[Reading text]
Sell accounts to companies who want to advertise as one of the cool kids.Happened on reddit nonstop.
Any conversation, be it political or commercial. All it takes is something sounding confident, a grain of truth and lots of upvotes to convince people.
That’s why I like seeing downvoted as a red flag people can pay attention to
Pretty much why Reddit removed downvotes I think… brands got tired of users raining downvotes on them for shilling lol.
Except that Lemmy doesn’t show overall karma, so there’s no use in doing any of that here.
@GizmoLion @1337tux @TheAngryBad @DerWilliWonka I am on board with this
I have some tiny bit of doubts left but at least it does sound like one possible reason for people swarming servers with bots
@realcaseyrollins @GizmoLion @1337tux @DerWilliWonka @TheAngryBad meaning you want to sell fedi accounts to capitalists?
@fu @GizmoLion @1337tux @DerWilliWonka @TheAngryBad I’m not on board with the selling part tbh, but I like the bot idea, it worked for #Reddit like the guy said
I feel like you’re reading a completely different conversation…
@DerWilliWonka @1337tux @TheAngryBad there are cetainly some who do it for the lulz, and there are some who probably do it as a way to encourage others to make security changes to the platform. Personally, I think it would be more useful to file issues via git, but what do I know, I’m just an old-timer who quit college after failing security class, and thereby losing my scholarship.
[/Reading text]
[Extracted data]
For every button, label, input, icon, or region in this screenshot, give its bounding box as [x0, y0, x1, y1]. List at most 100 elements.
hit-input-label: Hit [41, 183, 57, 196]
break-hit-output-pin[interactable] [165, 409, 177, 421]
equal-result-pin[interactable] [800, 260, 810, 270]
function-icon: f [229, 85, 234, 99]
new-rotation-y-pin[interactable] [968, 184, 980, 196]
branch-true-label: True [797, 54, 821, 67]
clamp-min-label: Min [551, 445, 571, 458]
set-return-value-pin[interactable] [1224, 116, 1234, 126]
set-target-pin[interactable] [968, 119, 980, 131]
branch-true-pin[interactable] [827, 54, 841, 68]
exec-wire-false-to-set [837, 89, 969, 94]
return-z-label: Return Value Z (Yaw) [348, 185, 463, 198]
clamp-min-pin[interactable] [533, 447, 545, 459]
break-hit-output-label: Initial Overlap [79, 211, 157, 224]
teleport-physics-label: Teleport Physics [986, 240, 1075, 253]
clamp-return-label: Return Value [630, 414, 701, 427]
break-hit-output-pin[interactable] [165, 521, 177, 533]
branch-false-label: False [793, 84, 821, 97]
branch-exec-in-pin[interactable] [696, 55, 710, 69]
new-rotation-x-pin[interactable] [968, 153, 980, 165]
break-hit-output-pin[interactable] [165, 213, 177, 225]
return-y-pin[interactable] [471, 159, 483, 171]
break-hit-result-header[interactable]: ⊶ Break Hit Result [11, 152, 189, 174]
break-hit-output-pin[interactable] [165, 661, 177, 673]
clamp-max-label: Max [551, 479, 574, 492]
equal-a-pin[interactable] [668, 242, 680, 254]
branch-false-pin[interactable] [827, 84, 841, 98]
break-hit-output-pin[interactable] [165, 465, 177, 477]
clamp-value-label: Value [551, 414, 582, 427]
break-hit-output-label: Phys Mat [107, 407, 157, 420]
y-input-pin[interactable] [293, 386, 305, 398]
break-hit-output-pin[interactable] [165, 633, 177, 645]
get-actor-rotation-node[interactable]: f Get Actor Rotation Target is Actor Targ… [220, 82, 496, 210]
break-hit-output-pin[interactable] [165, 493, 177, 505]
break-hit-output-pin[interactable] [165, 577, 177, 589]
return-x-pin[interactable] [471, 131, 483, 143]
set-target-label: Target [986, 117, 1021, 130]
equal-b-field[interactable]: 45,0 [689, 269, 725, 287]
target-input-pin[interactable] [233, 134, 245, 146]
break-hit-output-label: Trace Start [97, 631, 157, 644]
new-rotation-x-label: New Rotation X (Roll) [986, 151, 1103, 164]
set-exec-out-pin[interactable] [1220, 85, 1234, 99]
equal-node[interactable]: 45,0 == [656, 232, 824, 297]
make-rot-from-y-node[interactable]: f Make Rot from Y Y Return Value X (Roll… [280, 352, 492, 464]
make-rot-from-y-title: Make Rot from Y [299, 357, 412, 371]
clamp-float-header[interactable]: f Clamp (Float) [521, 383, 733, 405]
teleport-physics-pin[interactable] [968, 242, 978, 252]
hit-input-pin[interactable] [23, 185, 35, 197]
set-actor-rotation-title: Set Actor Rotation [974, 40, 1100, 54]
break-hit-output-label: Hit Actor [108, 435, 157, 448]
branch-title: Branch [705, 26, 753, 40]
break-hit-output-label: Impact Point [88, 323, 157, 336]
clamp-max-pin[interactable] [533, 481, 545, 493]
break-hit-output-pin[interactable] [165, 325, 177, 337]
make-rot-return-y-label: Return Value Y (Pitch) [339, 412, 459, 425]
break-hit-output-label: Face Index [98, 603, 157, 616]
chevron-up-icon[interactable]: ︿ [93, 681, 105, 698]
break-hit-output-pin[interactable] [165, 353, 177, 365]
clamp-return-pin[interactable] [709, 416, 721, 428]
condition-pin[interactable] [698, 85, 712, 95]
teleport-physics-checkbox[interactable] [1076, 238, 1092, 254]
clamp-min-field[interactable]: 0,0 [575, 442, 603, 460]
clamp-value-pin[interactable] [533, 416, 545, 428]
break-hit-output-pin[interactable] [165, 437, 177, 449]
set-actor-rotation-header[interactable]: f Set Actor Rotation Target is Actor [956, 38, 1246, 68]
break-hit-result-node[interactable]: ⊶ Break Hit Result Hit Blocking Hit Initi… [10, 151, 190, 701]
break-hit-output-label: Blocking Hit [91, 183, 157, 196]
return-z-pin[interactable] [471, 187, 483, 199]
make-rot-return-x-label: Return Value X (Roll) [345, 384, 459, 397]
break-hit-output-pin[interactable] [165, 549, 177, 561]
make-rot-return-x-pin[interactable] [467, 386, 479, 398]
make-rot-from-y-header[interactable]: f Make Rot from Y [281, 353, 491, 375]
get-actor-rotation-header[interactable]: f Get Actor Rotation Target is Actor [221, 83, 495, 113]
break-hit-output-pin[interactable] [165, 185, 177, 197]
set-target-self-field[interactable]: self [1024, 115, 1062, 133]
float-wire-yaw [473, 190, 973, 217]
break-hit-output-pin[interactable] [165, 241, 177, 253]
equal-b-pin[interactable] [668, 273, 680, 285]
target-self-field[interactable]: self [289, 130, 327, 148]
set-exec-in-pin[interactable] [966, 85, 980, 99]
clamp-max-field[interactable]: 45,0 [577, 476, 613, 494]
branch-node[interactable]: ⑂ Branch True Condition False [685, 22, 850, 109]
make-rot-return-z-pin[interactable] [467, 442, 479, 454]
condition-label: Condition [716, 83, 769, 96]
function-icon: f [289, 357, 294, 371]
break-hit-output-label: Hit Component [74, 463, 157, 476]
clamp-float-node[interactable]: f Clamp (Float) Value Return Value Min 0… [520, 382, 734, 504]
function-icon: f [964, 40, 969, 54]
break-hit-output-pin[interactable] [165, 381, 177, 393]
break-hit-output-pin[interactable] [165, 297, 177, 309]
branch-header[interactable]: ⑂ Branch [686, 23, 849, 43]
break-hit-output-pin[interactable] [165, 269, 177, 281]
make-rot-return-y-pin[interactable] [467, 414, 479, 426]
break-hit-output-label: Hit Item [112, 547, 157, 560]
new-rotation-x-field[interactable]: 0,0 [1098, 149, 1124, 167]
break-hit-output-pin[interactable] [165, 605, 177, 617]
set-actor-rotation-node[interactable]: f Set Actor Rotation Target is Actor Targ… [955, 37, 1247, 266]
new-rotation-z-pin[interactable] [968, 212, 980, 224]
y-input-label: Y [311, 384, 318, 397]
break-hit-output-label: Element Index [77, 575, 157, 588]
[/Extracted data]
Required tasks:
1. In the thread, what does Lemmy not show?
2. List every distinct username that follows an @ sign in the thread.
3. Reproduce the part of the thread that opens with the words containing "Sell accounts to" and closes with "accounts to capitalists?".

Problem solutions:
1. Lemmy doesn't show overall karma.

2. GizmoLion, 1337tux, TheAngryBad, DerWilliWonka, realcaseyrollins, fu

3.
Sell accounts to companies who want to advertise as one of the cool kids.Happened on reddit nonstop.
Any conversation, be it political or commercial. All it takes is something sounding confident, a grain of truth and lots of upvotes to convince people.
That’s why I like seeing downvoted as a red flag people can pay attention to
Pretty much why Reddit removed downvotes I think… brands got tired of users raining downvotes on them for shilling lol.
Except that Lemmy doesn’t show overall karma, so there’s no use in doing any of that here.
@GizmoLion @1337tux @TheAngryBad @DerWilliWonka I am on board with this
I have some tiny bit of doubts left but at least it does sound like one possible reason for people swarming servers with bots
@realcaseyrollins @GizmoLion @1337tux @DerWilliWonka @TheAngryBad meaning you want to sell fedi accounts to capitalists?